AIM OF THE EXERCISE: Search the material below for the word "pprice" and copy every line in which it occurs.
------ INFORMATION GIVEN ------
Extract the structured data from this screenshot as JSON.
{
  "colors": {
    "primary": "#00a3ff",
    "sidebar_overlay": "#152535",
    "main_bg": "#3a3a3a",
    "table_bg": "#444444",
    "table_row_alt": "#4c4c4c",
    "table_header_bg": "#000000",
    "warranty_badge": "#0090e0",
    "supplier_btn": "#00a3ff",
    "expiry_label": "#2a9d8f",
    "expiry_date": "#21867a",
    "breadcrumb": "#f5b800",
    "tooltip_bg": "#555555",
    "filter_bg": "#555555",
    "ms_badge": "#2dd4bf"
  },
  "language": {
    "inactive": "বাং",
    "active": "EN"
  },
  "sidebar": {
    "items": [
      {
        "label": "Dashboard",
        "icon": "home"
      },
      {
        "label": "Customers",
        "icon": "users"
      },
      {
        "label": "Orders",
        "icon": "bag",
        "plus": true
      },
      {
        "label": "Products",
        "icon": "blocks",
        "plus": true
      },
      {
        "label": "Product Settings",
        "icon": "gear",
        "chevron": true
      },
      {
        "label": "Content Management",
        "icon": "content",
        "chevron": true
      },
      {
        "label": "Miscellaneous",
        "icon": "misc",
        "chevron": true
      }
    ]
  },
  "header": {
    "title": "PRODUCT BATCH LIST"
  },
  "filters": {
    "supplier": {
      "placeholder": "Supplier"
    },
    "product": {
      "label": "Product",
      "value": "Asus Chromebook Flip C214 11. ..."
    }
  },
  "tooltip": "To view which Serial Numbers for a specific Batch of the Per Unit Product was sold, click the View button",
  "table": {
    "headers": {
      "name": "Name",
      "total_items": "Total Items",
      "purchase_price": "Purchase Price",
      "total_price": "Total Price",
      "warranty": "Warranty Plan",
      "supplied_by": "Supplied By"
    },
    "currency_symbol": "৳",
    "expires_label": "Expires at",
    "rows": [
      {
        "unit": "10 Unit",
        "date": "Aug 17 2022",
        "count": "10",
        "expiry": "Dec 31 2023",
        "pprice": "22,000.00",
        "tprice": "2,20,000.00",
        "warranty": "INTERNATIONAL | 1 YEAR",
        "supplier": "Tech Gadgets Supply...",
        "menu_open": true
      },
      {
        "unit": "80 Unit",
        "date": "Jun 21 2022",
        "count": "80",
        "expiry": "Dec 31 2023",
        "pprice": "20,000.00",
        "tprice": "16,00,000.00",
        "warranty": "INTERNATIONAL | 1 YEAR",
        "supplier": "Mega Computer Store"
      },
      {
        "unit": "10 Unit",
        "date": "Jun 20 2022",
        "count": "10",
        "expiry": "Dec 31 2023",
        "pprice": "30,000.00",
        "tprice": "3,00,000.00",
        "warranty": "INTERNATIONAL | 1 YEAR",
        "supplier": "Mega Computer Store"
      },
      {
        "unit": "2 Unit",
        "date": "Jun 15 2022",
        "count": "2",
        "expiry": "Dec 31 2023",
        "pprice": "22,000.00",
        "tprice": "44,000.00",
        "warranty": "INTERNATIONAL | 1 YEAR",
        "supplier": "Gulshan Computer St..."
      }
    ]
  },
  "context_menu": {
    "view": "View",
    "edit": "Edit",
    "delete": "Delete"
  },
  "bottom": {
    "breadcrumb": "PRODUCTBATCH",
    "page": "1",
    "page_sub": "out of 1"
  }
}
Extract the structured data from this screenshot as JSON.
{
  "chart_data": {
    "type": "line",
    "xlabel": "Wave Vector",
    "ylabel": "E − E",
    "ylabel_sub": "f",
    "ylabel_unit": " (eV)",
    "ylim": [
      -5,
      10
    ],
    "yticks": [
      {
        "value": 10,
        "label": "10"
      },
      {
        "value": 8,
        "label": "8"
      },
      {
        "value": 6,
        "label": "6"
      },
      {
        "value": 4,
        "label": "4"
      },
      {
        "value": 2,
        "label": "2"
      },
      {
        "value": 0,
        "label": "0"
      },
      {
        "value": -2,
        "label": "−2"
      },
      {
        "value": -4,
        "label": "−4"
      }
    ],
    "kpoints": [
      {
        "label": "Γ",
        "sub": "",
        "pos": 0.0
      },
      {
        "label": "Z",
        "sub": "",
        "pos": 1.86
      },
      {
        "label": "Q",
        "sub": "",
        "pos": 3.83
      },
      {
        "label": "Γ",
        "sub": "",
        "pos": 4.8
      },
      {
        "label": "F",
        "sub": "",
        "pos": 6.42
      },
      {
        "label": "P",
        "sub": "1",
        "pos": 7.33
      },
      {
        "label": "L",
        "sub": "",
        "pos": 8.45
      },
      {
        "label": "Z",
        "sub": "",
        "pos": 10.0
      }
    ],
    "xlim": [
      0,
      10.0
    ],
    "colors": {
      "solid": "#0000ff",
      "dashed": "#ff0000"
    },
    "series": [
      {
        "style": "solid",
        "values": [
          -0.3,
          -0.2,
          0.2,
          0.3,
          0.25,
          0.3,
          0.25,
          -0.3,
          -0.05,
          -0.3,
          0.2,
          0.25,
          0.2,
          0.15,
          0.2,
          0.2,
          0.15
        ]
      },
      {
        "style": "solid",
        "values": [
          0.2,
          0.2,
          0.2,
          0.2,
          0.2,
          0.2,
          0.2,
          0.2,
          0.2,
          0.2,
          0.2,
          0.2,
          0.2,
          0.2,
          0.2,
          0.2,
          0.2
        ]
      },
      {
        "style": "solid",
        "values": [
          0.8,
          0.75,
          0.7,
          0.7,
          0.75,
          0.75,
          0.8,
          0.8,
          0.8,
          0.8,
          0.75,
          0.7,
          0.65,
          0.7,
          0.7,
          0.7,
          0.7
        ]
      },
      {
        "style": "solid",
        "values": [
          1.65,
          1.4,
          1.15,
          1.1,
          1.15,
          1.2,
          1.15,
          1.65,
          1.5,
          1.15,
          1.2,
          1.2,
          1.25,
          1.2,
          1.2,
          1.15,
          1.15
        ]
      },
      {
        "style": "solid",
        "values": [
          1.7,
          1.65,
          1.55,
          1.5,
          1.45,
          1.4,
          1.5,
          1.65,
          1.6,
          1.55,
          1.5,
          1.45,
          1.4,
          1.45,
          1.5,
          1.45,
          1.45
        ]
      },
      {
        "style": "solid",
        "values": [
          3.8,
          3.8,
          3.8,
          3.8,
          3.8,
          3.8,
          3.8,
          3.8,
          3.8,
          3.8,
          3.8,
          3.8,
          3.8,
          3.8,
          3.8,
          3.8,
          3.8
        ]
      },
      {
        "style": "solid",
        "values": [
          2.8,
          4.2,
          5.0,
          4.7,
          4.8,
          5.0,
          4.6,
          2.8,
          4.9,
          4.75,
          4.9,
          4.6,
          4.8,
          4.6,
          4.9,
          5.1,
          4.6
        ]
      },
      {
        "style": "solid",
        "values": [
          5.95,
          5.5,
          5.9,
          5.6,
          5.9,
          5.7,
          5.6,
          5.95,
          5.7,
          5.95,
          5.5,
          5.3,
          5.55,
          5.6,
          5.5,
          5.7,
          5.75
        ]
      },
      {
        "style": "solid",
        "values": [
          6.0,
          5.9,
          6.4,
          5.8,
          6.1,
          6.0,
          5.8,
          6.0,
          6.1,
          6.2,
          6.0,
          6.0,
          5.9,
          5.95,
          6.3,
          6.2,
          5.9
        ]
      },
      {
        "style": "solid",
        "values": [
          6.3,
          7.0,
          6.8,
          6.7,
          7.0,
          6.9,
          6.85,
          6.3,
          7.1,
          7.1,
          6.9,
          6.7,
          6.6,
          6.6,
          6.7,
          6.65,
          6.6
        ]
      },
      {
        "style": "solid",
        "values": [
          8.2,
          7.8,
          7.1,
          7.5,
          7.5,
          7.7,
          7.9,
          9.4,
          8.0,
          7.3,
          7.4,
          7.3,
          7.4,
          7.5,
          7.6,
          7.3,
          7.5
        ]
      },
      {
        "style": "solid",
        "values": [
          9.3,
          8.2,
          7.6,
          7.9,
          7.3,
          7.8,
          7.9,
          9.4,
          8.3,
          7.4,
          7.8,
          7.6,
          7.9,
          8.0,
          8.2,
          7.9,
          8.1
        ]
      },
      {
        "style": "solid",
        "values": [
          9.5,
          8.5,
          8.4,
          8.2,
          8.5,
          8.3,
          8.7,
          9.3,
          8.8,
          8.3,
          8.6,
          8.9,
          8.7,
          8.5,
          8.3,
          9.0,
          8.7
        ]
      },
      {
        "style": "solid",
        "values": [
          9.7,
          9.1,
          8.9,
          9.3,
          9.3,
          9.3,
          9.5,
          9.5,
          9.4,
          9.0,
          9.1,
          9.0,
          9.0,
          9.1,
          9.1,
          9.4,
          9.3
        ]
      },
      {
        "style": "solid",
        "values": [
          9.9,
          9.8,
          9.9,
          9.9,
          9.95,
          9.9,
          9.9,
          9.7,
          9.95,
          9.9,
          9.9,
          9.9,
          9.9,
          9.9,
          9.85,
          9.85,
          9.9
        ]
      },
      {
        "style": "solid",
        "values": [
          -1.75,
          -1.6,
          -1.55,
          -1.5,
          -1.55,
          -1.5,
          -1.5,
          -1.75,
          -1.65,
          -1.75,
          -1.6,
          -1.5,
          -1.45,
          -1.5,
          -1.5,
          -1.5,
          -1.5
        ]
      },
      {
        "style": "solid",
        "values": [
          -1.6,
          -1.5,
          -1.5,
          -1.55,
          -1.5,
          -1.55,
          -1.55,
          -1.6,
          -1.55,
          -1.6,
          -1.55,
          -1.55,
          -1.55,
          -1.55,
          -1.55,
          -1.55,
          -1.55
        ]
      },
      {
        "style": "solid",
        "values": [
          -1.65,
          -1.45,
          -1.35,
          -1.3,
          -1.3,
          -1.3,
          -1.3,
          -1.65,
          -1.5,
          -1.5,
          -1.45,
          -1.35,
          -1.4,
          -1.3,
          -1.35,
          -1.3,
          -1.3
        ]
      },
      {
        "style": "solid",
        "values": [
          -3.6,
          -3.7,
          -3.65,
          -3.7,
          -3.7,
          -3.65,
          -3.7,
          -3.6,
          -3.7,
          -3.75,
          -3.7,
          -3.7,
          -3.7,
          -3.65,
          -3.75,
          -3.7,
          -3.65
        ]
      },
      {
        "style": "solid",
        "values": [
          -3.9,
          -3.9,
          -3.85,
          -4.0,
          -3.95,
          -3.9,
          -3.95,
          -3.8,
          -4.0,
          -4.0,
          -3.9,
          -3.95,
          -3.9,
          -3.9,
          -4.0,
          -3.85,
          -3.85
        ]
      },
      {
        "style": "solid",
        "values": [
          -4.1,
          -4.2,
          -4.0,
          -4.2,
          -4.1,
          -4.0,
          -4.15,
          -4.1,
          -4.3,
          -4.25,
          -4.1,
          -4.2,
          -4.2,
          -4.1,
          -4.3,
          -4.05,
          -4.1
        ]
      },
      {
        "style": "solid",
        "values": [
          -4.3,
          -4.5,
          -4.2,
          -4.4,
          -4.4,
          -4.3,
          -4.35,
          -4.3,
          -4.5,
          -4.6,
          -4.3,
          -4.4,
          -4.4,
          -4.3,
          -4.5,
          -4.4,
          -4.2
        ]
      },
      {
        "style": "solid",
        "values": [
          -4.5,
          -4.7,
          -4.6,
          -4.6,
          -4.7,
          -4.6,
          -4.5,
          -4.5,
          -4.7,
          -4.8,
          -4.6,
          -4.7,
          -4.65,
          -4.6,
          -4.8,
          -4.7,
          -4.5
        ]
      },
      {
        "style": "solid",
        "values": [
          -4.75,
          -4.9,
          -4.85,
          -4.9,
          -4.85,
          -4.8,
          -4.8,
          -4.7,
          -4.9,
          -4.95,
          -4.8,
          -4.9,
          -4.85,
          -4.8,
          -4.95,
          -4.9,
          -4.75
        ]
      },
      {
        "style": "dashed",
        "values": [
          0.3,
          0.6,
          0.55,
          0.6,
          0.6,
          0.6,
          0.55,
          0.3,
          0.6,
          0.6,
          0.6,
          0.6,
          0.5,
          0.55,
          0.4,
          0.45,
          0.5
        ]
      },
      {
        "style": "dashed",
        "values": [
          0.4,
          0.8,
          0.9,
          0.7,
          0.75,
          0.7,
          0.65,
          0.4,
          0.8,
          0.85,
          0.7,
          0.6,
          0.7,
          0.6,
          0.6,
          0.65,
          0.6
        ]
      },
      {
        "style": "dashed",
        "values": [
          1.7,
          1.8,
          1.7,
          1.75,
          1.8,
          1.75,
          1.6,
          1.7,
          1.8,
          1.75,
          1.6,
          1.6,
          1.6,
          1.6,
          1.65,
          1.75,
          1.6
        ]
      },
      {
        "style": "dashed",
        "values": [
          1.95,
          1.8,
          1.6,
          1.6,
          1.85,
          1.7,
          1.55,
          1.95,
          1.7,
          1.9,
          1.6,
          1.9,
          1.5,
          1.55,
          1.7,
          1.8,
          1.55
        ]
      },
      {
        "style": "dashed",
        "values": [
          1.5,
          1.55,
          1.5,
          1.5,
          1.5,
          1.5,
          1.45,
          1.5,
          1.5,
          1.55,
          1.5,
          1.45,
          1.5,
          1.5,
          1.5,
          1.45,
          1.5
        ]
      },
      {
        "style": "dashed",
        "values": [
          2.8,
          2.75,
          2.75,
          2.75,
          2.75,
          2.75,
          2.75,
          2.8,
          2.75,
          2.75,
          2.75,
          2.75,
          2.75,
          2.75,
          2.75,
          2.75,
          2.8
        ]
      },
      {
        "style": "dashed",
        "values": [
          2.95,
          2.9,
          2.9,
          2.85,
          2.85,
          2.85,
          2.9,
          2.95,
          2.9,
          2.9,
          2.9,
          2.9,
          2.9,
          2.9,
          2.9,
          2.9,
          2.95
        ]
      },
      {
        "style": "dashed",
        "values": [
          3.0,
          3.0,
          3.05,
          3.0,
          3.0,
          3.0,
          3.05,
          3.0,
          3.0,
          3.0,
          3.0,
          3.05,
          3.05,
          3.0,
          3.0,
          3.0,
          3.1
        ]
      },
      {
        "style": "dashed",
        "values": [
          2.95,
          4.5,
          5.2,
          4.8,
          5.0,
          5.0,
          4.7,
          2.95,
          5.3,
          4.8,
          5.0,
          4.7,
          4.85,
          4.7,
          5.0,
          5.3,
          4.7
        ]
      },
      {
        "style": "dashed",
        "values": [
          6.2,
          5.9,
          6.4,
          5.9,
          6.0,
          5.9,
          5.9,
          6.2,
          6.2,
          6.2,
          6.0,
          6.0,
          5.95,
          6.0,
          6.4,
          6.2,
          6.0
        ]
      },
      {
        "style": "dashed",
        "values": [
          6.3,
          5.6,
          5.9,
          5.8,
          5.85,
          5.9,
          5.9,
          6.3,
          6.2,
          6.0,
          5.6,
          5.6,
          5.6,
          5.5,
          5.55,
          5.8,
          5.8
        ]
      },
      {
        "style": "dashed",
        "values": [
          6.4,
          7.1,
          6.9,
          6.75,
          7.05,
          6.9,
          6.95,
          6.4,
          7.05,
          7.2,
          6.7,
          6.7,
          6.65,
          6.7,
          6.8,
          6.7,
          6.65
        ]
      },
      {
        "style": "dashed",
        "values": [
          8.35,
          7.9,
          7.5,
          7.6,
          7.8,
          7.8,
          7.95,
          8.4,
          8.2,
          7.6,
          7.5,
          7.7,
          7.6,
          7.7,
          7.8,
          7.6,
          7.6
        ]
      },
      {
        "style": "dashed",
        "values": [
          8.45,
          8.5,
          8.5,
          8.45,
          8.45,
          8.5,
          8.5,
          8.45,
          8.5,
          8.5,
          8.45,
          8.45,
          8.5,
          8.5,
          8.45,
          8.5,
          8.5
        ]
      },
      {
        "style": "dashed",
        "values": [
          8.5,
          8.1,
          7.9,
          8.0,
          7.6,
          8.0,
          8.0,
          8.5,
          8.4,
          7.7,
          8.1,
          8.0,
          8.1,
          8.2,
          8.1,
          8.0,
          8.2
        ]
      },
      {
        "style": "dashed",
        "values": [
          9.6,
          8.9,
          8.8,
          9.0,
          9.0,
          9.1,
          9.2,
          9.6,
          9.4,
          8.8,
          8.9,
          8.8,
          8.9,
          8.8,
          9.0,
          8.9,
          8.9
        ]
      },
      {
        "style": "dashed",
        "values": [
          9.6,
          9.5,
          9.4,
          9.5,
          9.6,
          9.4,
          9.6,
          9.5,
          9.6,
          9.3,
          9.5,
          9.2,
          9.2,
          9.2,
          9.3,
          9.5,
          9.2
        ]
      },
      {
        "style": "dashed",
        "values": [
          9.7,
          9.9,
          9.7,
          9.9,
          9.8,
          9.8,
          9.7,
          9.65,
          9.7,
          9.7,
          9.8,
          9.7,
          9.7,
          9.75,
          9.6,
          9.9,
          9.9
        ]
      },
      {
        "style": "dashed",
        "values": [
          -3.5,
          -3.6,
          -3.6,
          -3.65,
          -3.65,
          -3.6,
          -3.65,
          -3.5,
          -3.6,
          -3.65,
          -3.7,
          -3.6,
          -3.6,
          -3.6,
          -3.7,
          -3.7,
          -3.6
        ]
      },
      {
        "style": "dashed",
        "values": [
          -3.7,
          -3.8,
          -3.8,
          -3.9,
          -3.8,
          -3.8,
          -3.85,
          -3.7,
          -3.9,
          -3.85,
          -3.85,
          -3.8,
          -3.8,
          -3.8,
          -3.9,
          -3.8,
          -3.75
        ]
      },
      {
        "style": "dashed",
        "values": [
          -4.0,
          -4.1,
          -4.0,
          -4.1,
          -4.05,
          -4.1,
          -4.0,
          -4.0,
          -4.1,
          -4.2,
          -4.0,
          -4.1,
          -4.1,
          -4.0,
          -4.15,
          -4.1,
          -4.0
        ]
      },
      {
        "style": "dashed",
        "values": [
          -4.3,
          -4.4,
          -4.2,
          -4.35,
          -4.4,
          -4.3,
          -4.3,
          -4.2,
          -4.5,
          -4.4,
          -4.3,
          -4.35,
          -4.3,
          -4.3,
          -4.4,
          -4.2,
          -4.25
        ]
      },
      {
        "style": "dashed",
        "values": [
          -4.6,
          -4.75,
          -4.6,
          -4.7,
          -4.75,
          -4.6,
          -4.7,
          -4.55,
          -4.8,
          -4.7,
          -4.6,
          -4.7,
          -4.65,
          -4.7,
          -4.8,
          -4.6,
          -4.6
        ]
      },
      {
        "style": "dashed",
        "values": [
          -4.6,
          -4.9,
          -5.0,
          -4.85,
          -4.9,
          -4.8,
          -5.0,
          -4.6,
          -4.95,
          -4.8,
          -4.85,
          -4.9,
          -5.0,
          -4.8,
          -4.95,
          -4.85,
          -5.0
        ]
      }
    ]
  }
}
------
SOLUTION TO THE PROBLEM:
        "pprice": "22,000.00",
        "pprice": "20,000.00",
        "pprice": "30,000.00",
        "pprice": "22,000.00",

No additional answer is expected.